## What you need to do
Copy all the material that follows, keeping every character the same.

## Input records
++++++

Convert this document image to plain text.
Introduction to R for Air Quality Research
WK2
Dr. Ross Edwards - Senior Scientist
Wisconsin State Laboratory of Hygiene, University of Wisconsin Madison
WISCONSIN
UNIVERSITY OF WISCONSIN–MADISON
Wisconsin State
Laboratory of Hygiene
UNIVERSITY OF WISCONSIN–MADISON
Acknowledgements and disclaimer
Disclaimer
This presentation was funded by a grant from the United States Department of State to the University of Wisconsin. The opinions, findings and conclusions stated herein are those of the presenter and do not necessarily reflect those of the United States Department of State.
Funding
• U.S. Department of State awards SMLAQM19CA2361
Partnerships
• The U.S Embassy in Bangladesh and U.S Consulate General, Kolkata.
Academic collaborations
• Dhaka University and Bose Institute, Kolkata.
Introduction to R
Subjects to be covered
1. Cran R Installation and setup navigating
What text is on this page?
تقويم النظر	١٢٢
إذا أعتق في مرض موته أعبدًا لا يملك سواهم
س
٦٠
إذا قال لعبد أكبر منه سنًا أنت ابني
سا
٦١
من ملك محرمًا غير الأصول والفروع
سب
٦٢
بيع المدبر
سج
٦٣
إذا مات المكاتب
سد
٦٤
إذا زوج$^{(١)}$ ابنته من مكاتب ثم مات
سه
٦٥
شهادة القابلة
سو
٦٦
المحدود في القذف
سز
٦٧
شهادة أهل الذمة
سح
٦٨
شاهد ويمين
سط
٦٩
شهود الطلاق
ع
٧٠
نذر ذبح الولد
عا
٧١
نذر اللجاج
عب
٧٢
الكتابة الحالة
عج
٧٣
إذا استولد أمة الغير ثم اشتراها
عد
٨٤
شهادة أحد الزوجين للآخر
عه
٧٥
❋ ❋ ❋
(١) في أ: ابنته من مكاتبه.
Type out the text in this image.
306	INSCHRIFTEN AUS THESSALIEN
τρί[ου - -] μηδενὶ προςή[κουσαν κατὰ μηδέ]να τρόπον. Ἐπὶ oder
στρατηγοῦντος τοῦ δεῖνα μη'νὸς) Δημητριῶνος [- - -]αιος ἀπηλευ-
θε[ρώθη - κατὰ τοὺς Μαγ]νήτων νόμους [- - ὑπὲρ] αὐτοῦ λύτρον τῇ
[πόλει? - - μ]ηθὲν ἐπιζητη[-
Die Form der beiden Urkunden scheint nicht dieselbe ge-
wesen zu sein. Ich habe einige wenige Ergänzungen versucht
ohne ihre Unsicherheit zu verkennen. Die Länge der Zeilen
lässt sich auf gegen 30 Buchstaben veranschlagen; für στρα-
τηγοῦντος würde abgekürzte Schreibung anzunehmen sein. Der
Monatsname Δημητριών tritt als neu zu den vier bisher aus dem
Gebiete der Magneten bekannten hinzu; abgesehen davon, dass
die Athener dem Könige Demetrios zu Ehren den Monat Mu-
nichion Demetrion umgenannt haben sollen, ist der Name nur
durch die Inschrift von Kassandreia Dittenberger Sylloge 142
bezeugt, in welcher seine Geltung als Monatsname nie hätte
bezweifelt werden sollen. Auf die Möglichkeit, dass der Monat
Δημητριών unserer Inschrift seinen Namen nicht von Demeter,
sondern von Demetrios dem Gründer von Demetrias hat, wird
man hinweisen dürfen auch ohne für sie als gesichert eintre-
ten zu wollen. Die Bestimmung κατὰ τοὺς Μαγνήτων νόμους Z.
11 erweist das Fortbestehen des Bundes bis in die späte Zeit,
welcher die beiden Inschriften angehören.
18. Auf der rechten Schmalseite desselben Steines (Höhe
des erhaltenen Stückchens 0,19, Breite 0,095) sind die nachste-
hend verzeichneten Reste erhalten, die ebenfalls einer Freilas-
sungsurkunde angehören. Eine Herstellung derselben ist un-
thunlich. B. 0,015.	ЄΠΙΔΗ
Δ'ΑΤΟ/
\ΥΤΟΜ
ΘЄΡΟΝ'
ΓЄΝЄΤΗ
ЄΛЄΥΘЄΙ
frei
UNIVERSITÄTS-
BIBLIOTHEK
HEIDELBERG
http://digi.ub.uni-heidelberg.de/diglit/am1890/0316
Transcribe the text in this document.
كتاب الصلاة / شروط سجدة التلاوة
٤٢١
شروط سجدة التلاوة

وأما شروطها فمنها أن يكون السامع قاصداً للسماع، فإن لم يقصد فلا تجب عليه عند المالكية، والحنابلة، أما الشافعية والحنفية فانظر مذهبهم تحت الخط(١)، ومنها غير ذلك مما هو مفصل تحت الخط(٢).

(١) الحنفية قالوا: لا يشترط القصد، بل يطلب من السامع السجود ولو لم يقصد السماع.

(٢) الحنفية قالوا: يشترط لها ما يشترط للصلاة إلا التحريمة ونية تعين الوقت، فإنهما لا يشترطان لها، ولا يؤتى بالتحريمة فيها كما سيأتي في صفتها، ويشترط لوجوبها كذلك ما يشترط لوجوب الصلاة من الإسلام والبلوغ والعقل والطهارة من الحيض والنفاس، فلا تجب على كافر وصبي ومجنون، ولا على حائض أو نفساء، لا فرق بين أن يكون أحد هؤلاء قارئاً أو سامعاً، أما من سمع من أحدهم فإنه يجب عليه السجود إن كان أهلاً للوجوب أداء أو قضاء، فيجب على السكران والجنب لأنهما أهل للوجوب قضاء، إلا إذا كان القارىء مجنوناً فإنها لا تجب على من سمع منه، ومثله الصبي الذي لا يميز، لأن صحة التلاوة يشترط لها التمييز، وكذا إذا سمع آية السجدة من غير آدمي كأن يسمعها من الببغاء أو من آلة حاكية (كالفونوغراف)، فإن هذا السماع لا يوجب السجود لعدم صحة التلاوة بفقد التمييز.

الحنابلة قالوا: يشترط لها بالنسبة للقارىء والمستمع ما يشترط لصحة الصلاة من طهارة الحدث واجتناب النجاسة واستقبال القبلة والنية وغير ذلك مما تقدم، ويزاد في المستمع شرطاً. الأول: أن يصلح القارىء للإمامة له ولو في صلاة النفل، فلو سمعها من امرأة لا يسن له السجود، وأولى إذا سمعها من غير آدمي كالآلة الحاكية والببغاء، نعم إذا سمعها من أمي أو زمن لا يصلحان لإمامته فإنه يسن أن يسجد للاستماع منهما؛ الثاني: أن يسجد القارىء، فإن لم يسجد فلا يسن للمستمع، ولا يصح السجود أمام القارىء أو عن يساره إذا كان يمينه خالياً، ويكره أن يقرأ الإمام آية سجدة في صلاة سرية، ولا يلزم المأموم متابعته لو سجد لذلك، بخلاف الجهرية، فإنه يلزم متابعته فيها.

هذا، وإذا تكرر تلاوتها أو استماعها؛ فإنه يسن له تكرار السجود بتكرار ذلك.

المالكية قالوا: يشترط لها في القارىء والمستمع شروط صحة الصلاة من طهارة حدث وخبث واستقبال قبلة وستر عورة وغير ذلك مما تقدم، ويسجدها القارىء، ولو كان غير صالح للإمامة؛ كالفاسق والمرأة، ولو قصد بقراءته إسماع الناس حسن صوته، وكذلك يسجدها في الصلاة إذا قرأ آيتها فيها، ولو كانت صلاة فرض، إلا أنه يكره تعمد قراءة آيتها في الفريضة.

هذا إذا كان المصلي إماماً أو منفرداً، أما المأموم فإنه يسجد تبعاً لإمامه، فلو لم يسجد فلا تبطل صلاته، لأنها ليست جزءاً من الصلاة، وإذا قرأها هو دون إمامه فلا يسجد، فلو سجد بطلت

++++++

## Result of this task
Convert this document image to plain text.
Introduction to R for Air Quality Research
WK2
Dr. Ross Edwards - Senior Scientist
Wisconsin State Laboratory of Hygiene, University of Wisconsin Madison
WISCONSIN
UNIVERSITY OF WISCONSIN–MADISON
Wisconsin State
Laboratory of Hygiene
UNIVERSITY OF WISCONSIN–MADISON
Acknowledgements and disclaimer
Disclaimer
This presentation was funded by a grant from the United States Department of State to the University of Wisconsin. The opinions, findings and conclusions stated herein are those of the presenter and do not necessarily reflect those of the United States Department of State.
Funding
• U.S. Department of State awards SMLAQM19CA2361
Partnerships
• The U.S Embassy in Bangladesh and U.S Consulate General, Kolkata.
Academic collaborations
• Dhaka University and Bose Institute, Kolkata.
Introduction to R
Subjects to be covered
1. Cran R Installation and setup navigating
What text is on this page?
تقويم النظر	١٢٢
إذا أعتق في مرض موته أعبدًا لا يملك سواهم
س
٦٠
إذا قال لعبد أكبر منه سنًا أنت ابني
سا
٦١
من ملك محرمًا غير الأصول والفروع
سب
٦٢
بيع المدبر
سج
٦٣
إذا مات المكاتب
سد
٦٤
إذا زوج$^{(١)}$ ابنته من مكاتب ثم مات
سه
٦٥
شهادة القابلة
سو
٦٦
المحدود في القذف
سز
٦٧
شهادة أهل الذمة
سح
٦٨
شاهد ويمين
سط
٦٩
شهود الطلاق
ع
٧٠
نذر ذبح الولد
عا
٧١
نذر اللجاج
عب
٧٢
الكتابة الحالة
عج
٧٣
إذا استولد أمة الغير ثم اشتراها
عد
٨٤
شهادة أحد الزوجين للآخر
عه
٧٥
❋ ❋ ❋
(١) في أ: ابنته من مكاتبه.
Type out the text in this image.
306	INSCHRIFTEN AUS THESSALIEN
τρί[ου - -] μηδενὶ προςή[κουσαν κατὰ μηδέ]να τρόπον. Ἐπὶ oder
στρατηγοῦντος τοῦ δεῖνα μη'νὸς) Δημητριῶνος [- - -]αιος ἀπηλευ-
θε[ρώθη - κατὰ τοὺς Μαγ]νήτων νόμους [- - ὑπὲρ] αὐτοῦ λύτρον τῇ
[πόλει? - - μ]ηθὲν ἐπιζητη[-
Die Form der beiden Urkunden scheint nicht dieselbe ge-
wesen zu sein. Ich habe einige wenige Ergänzungen versucht
ohne ihre Unsicherheit zu verkennen. Die Länge der Zeilen
lässt sich auf gegen 30 Buchstaben veranschlagen; für στρα-
τηγοῦντος würde abgekürzte Schreibung anzunehmen sein. Der
Monatsname Δημητριών tritt als neu zu den vier bisher aus dem
Gebiete der Magneten bekannten hinzu; abgesehen davon, dass
die Athener dem Könige Demetrios zu Ehren den Monat Mu-
nichion Demetrion umgenannt haben sollen, ist der Name nur
durch die Inschrift von Kassandreia Dittenberger Sylloge 142
bezeugt, in welcher seine Geltung als Monatsname nie hätte
bezweifelt werden sollen. Auf die Möglichkeit, dass der Monat
Δημητριών unserer Inschrift seinen Namen nicht von Demeter,
sondern von Demetrios dem Gründer von Demetrias hat, wird
man hinweisen dürfen auch ohne für sie als gesichert eintre-
ten zu wollen. Die Bestimmung κατὰ τοὺς Μαγνήτων νόμους Z.
11 erweist das Fortbestehen des Bundes bis in die späte Zeit,
welcher die beiden Inschriften angehören.
18. Auf der rechten Schmalseite desselben Steines (Höhe
des erhaltenen Stückchens 0,19, Breite 0,095) sind die nachste-
hend verzeichneten Reste erhalten, die ebenfalls einer Freilas-
sungsurkunde angehören. Eine Herstellung derselben ist un-
thunlich. B. 0,015.	ЄΠΙΔΗ
Δ'ΑΤΟ/
\ΥΤΟΜ
ΘЄΡΟΝ'
ΓЄΝЄΤΗ
ЄΛЄΥΘЄΙ
frei
UNIVERSITÄTS-
BIBLIOTHEK
HEIDELBERG
http://digi.ub.uni-heidelberg.de/diglit/am1890/0316
Transcribe the text in this document.
كتاب الصلاة / شروط سجدة التلاوة
٤٢١
شروط سجدة التلاوة

وأما شروطها فمنها أن يكون السامع قاصداً للسماع، فإن لم يقصد فلا تجب عليه عند المالكية، والحنابلة، أما الشافعية والحنفية فانظر مذهبهم تحت الخط(١)، ومنها غير ذلك مما هو مفصل تحت الخط(٢).

(١) الحنفية قالوا: لا يشترط القصد، بل يطلب من السامع السجود ولو لم يقصد السماع.

(٢) الحنفية قالوا: يشترط لها ما يشترط للصلاة إلا التحريمة ونية تعين الوقت، فإنهما لا يشترطان لها، ولا يؤتى بالتحريمة فيها كما سيأتي في صفتها، ويشترط لوجوبها كذلك ما يشترط لوجوب الصلاة من الإسلام والبلوغ والعقل والطهارة من الحيض والنفاس، فلا تجب على كافر وصبي ومجنون، ولا على حائض أو نفساء، لا فرق بين أن يكون أحد هؤلاء قارئاً أو سامعاً، أما من سمع من أحدهم فإنه يجب عليه السجود إن كان أهلاً للوجوب أداء أو قضاء، فيجب على السكران والجنب لأنهما أهل للوجوب قضاء، إلا إذا كان القارىء مجنوناً فإنها لا تجب على من سمع منه، ومثله الصبي الذي لا يميز، لأن صحة التلاوة يشترط لها التمييز، وكذا إذا سمع آية السجدة من غير آدمي كأن يسمعها من الببغاء أو من آلة حاكية (كالفونوغراف)، فإن هذا السماع لا يوجب السجود لعدم صحة التلاوة بفقد التمييز.

الحنابلة قالوا: يشترط لها بالنسبة للقارىء والمستمع ما يشترط لصحة الصلاة من طهارة الحدث واجتناب النجاسة واستقبال القبلة والنية وغير ذلك مما تقدم، ويزاد في المستمع شرطاً. الأول: أن يصلح القارىء للإمامة له ولو في صلاة النفل، فلو سمعها من امرأة لا يسن له السجود، وأولى إذا سمعها من غير آدمي كالآلة الحاكية والببغاء، نعم إذا سمعها من أمي أو زمن لا يصلحان لإمامته فإنه يسن أن يسجد للاستماع منهما؛ الثاني: أن يسجد القارىء، فإن لم يسجد فلا يسن للمستمع، ولا يصح السجود أمام القارىء أو عن يساره إذا كان يمينه خالياً، ويكره أن يقرأ الإمام آية سجدة في صلاة سرية، ولا يلزم المأموم متابعته لو سجد لذلك، بخلاف الجهرية، فإنه يلزم متابعته فيها.

هذا، وإذا تكرر تلاوتها أو استماعها؛ فإنه يسن له تكرار السجود بتكرار ذلك.

المالكية قالوا: يشترط لها في القارىء والمستمع شروط صحة الصلاة من طهارة حدث وخبث واستقبال قبلة وستر عورة وغير ذلك مما تقدم، ويسجدها القارىء، ولو كان غير صالح للإمامة؛ كالفاسق والمرأة، ولو قصد بقراءته إسماع الناس حسن صوته، وكذلك يسجدها في الصلاة إذا قرأ آيتها فيها، ولو كانت صلاة فرض، إلا أنه يكره تعمد قراءة آيتها في الفريضة.

هذا إذا كان المصلي إماماً أو منفرداً، أما المأموم فإنه يسجد تبعاً لإمامه، فلو لم يسجد فلا تبطل صلاته، لأنها ليست جزءاً من الصلاة، وإذا قرأها هو دون إمامه فلا يسجد، فلو سجد بطلت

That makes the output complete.